Suppose you didn’t set the path line correctly, what will happen then? Well, you could get this message:
Another option is that it will start the wizard again. In both cases, close Thunderbird and fix the path line. The problem is always there.
Thunderbird is a great e-mail client, but it needs something extra to turn it into a personal information manager. I have used the Lightning extension for a while together with Google Calendar. There is a nice extension that synchronizes your Google Calendar with Lightning. I wanted to set it up again, but I couldnÂ´t download the Lightning extension. It appears that there is no version of Lightning for use with Thunderbird on FreeBSD. There is one for Solaris and I thought: “It’s another Unix, so why not.” Another lesson learned, because it didn’t work.
Preparing Thunderbird for mailbox migration
I knew beforehand I wanted to try out Evolution and KMail and knew they could handle mbox files, the files that contain the mail boxes. Thunderbird doesn’t have the ability to import/export mbox files on-board, but you can download an extension to handle that here.
Once it is installed you can go to Tools and select one of the import or export options. For use with the experiment I exported the boxes of one account.
If you want to read up on importing and exporting your e-mail from and to various e-mail clients, there is a good article on Mozillazine. It will help you when migrating from Windows to DesktopBSD as well.

▸ **Records supplied**
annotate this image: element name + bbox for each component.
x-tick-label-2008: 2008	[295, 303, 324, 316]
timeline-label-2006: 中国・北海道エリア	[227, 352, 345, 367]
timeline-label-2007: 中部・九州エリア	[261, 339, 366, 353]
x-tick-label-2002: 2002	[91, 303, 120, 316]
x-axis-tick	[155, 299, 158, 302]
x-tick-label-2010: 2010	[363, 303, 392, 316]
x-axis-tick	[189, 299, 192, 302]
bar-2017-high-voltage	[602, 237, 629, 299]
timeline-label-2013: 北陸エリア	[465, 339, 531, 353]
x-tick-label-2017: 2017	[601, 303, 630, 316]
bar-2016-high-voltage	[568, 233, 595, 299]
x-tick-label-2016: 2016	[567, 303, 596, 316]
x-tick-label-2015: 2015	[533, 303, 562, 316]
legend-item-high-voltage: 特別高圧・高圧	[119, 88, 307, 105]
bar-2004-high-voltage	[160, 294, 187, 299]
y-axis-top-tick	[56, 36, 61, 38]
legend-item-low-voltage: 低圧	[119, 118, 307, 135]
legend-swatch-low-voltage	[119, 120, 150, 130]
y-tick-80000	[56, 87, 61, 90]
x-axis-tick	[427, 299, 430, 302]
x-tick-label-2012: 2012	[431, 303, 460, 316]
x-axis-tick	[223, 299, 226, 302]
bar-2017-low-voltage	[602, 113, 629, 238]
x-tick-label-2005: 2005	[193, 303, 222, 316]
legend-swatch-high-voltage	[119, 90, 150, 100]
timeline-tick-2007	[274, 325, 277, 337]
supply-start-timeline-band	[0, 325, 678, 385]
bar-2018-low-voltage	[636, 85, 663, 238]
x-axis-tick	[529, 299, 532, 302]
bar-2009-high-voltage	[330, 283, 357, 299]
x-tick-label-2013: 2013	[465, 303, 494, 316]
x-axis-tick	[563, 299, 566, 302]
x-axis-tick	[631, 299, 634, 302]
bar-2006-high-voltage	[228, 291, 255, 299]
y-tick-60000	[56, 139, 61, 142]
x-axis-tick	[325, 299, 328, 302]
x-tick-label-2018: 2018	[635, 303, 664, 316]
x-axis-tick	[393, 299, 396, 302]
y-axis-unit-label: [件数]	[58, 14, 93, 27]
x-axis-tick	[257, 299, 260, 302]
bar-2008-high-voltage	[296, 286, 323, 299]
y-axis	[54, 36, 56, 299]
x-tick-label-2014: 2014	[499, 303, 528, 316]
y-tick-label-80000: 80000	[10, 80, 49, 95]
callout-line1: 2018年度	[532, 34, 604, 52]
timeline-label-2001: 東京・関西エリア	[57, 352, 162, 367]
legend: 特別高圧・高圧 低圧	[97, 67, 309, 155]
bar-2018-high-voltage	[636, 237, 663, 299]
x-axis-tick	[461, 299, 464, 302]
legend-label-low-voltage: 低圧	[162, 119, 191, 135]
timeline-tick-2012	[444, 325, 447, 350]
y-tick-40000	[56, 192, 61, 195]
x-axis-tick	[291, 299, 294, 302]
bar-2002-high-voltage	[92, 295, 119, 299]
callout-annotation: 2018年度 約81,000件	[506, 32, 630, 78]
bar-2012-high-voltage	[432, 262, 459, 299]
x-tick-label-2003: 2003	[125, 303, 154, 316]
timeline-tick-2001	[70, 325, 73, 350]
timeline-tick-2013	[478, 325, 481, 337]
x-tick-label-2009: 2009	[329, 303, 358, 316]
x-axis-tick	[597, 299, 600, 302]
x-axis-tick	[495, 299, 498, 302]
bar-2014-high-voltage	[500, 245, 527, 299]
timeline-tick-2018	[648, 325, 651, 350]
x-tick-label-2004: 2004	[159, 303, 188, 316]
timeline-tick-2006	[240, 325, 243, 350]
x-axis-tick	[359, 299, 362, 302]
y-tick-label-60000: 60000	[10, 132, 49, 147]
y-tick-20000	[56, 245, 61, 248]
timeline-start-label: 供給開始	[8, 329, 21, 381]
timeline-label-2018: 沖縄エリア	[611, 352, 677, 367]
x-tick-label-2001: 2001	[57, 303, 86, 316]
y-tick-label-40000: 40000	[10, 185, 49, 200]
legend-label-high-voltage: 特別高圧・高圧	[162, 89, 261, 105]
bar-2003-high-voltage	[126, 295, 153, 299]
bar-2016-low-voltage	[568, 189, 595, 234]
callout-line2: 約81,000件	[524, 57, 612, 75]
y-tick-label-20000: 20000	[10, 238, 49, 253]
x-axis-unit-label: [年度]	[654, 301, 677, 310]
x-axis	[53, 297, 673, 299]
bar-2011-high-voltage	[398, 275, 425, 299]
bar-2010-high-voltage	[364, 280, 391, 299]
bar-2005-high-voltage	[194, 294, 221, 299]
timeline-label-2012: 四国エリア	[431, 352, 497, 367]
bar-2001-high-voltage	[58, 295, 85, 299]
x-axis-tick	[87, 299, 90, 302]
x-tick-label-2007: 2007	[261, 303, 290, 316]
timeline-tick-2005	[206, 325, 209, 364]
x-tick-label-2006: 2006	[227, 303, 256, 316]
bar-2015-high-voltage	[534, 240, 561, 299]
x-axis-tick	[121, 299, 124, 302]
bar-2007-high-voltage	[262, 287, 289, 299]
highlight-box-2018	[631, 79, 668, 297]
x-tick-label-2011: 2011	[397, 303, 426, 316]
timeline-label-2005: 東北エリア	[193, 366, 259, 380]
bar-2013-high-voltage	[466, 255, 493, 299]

▸ **Instructions**
A – For the Thunderbird text, decide whether each statement agrees with it. Answer yes or no and quote the deciding words of the text. (i) The writer was able to get a version of Lightning for Thunderbird on FreeBSD. (ii) Thunderbird can import and export mbox files without an extension. (iii) For the experiment, the writer exported the boxes of one account.
B – Please translate this sentence from the Thunderbird text into Spanish: "Once it is installed you can go to Tools and select one of the import or export options."
C – Print the part of the Thunderbird text between "Once it is installed" and "DesktopBSD as well.", inclusive.

▸ **Results of the tasks**
A –
(i) No: "It appears that there is no version of Lightning for use with Thunderbird on FreeBSD."
(ii) No: "Thunderbird doesn’t have the ability to import/export mbox files on-board"
(iii) Yes: "For use with the experiment I exported the boxes of one account."

B – Una vez instalada, puedes ir a Tools y seleccionar una de las opciones de importación o exportación.

C –
Once it is installed you can go to Tools and select one of the import or export options. For use with the experiment I exported the boxes of one account.
If you want to read up on importing and exporting your e-mail from and to various e-mail clients, there is a good article on Mozillazine. It will help you when migrating from Windows to DesktopBSD as well.